Source extract:
— start —
The sight of Lionel Messi, arguably the greatest footballer of all time, weeping openly, then saying he had had enough of playing in Argentina’s blue and white strip, broke the hearts of the faithful around the world.
To be sure, the sight of that ever boyish face, one that stayed remarkably still while putting smiles on the faces of millions through the magic of his feet, was the kind of image you do not want to see in sport, especially the one that is called the beautiful game. But, while the tears running down Messi’s cheeks ran counter to his streaks of genius that cut swathes through opposition defences, and his international retirement was the last thing Argentina fans starved of success is major competition wanted to come to terms with, there was a silver lining.
Messi’s theatrics are usually limited to his brilliance with the ball, and when he let go, it was only because the floodgates had finally been breached. The expression was spontaneous and even fleeting, but it was no surface reaction. Frustration, or something approaching that, had been building over the years, each Argentina disappointment and major loss adding a layer of sediment that obscured the dazzling brilliance and repeated success that Messi has grown accustomed to with Barcelona.
— end —
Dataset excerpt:
— start —
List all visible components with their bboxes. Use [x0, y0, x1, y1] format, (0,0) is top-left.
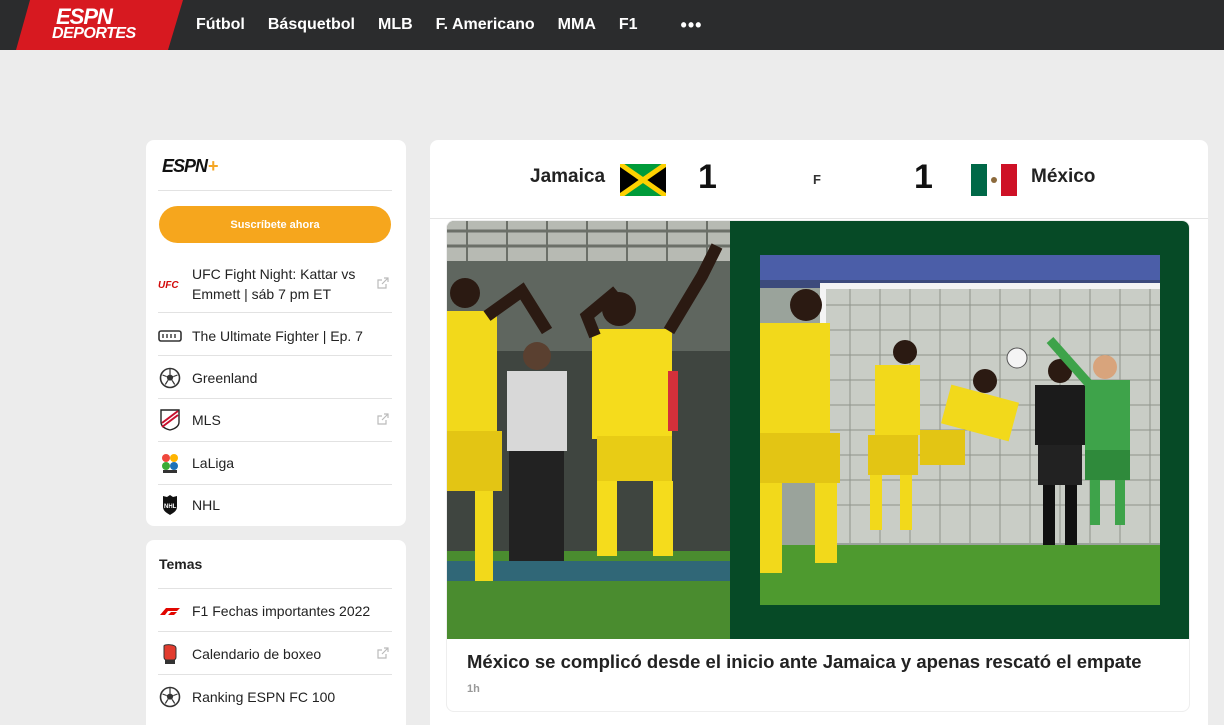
- away-team-name[interactable]: México: [1031, 166, 1095, 188]
- laliga-icon: [158, 451, 182, 475]
- temas-item-boxeo[interactable]: Calendario de boxeo: [158, 642, 392, 666]
- story-timestamp: 1h: [467, 683, 480, 695]
- top-nav: ESPN DEPORTES Fútbol Básquetbol MLB F. A…: [0, 0, 1224, 50]
- sidebar-item-ufc[interactable]: UFC UFC Fight Night: Kattar vs Emmett | …: [158, 264, 392, 304]
- espn-plus-sign: +: [208, 155, 219, 176]
- nav-item-f-americano[interactable]: F. Americano: [436, 16, 535, 34]
- divider: [158, 312, 392, 313]
- temas-card: Temas F1 Fechas importantes 2022 Calenda…: [146, 540, 406, 725]
- svg-text:NHL: NHL: [164, 504, 177, 510]
- nav-item-basquetbol[interactable]: Básquetbol: [268, 16, 355, 34]
- home-team-name[interactable]: Jamaica: [530, 166, 605, 188]
- nhl-icon: NHL: [158, 493, 182, 517]
- sidebar-item-label: The Ultimate Fighter | Ep. 7: [192, 328, 363, 344]
- svg-text:UFC: UFC: [158, 280, 179, 291]
- story-photo-goal: [760, 255, 1160, 605]
- logo-deportes-text: DEPORTES: [52, 25, 136, 42]
- divider: [158, 631, 392, 632]
- match-status: F: [813, 172, 821, 187]
- divider: [158, 398, 392, 399]
- sidebar-item-label: LaLiga: [192, 455, 235, 471]
- divider: [158, 355, 392, 356]
- tuf-icon: [158, 324, 182, 348]
- espn-plus-text: ESPN: [162, 155, 208, 176]
- sidebar-item-greenland[interactable]: Greenland: [158, 366, 392, 390]
- temas-item-label: Ranking ESPN FC 100: [192, 689, 336, 705]
- divider: [158, 190, 392, 191]
- nav-item-mlb[interactable]: MLB: [378, 16, 413, 34]
- divider: [158, 484, 392, 485]
- sidebar-item-mls[interactable]: MLS: [158, 408, 392, 432]
- subscribe-button[interactable]: Suscríbete ahora: [159, 206, 391, 243]
- sidebar-item-label: UFC Fight Night: Kattar vs Emmett | sáb …: [192, 266, 356, 302]
- story-photo-goal-panel[interactable]: [730, 221, 1189, 639]
- home-score: 1: [698, 158, 717, 196]
- sidebar-item-laliga[interactable]: LaLiga: [158, 451, 392, 475]
- more-icon[interactable]: •••: [681, 16, 703, 34]
- external-link-icon: [377, 647, 389, 659]
- sidebar-item-nhl[interactable]: NHL NHL: [158, 493, 392, 517]
- soccer-ball-icon: [158, 685, 182, 709]
- sidebar-item-label: Greenland: [192, 370, 258, 386]
- soccer-ball-icon: [158, 366, 182, 390]
- story-card[interactable]: México se complicó desde el inicio ante …: [446, 220, 1190, 712]
- divider: [158, 674, 392, 675]
- story-headline[interactable]: México se complicó desde el inicio ante …: [467, 651, 1142, 673]
- temas-title: Temas: [159, 556, 203, 572]
- external-link-icon: [377, 413, 389, 425]
- external-link-icon: [377, 277, 389, 289]
- sidebar-item-label: NHL: [192, 497, 221, 513]
- sidebar-item-label: MLS: [192, 412, 221, 428]
- espn-plus-logo: ESPN +: [162, 156, 219, 176]
- mexico-flag-icon: [971, 164, 1017, 196]
- story-photo-celebration[interactable]: [447, 221, 731, 639]
- espn-plus-card: ESPN + Suscríbete ahora UFC UFC Fight Nig…: [146, 140, 406, 526]
- boxing-glove-icon: [158, 642, 182, 666]
- temas-item-label: Calendario de boxeo: [192, 646, 322, 662]
- divider: [430, 218, 1208, 219]
- jamaica-flag-icon: [620, 164, 666, 196]
- divider: [158, 441, 392, 442]
- nav-item-mma[interactable]: MMA: [558, 16, 596, 34]
- ufc-icon: UFC: [158, 272, 182, 296]
- sidebar-item-tuf[interactable]: The Ultimate Fighter | Ep. 7: [158, 324, 392, 348]
- scoreboard[interactable]: Jamaica 1 F 1 México: [430, 140, 1208, 218]
- away-score: 1: [914, 158, 933, 196]
- divider: [158, 588, 392, 589]
- mls-icon: [158, 408, 182, 432]
- nav-item-f1[interactable]: F1: [619, 16, 638, 34]
- temas-item-ranking[interactable]: Ranking ESPN FC 100: [158, 685, 392, 709]
- espn-deportes-logo[interactable]: ESPN DEPORTES: [0, 0, 183, 50]
- temas-item-label: F1 Fechas importantes 2022: [192, 603, 371, 619]
- nav-menu: Fútbol Básquetbol MLB F. Americano MMA F…: [196, 0, 702, 50]
- temas-item-f1[interactable]: F1 Fechas importantes 2022: [158, 599, 392, 623]
- f1-icon: [158, 599, 182, 623]
- nav-item-futbol[interactable]: Fútbol: [196, 16, 245, 34]
- main-story-card: Jamaica 1 F 1 México México se complicó …: [430, 140, 1208, 725]
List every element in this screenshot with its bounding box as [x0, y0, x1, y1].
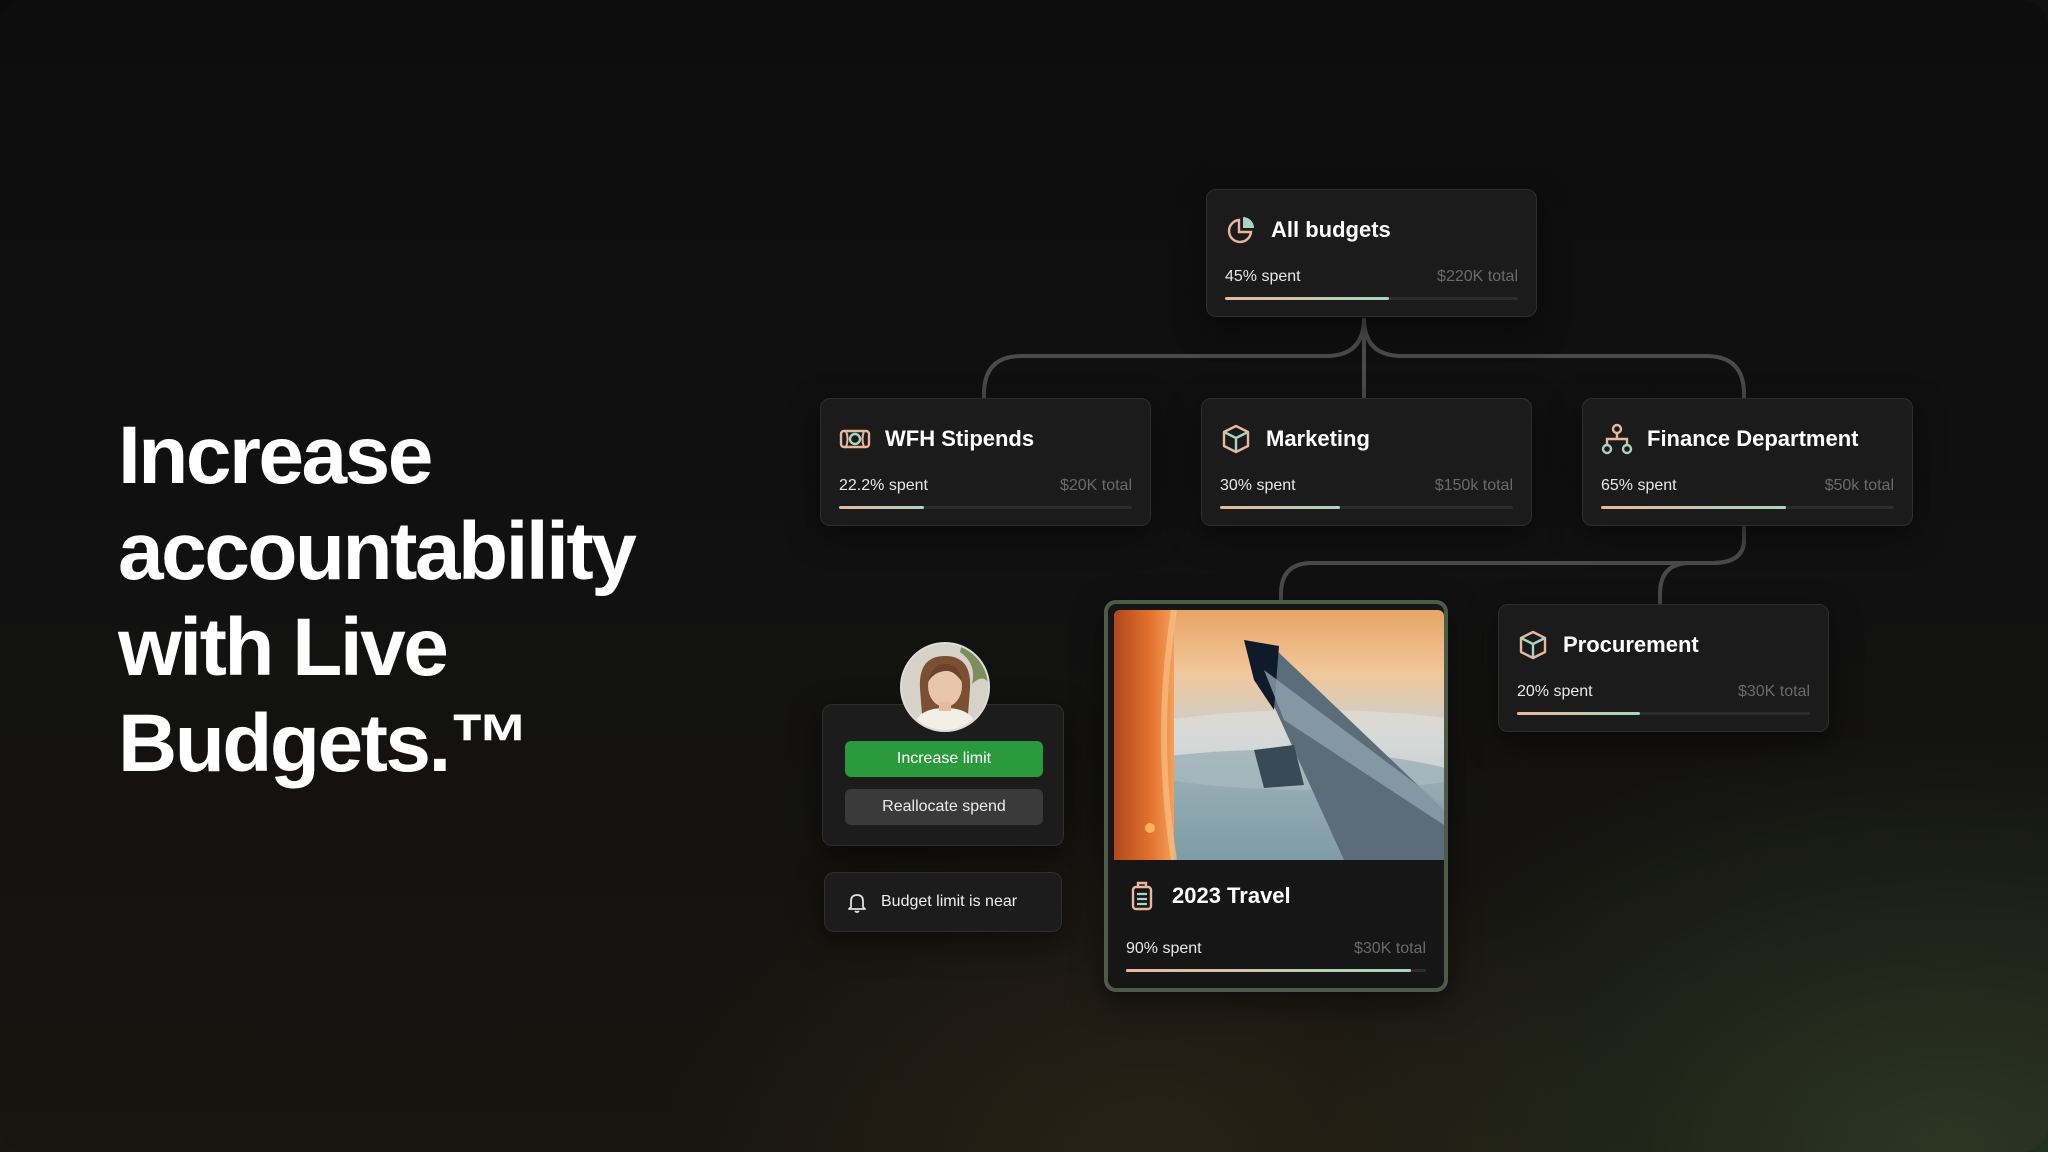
— end —
Requirement: In the Messi piece, with which club has he grown accustomed to success?

Answer in full: Barcelona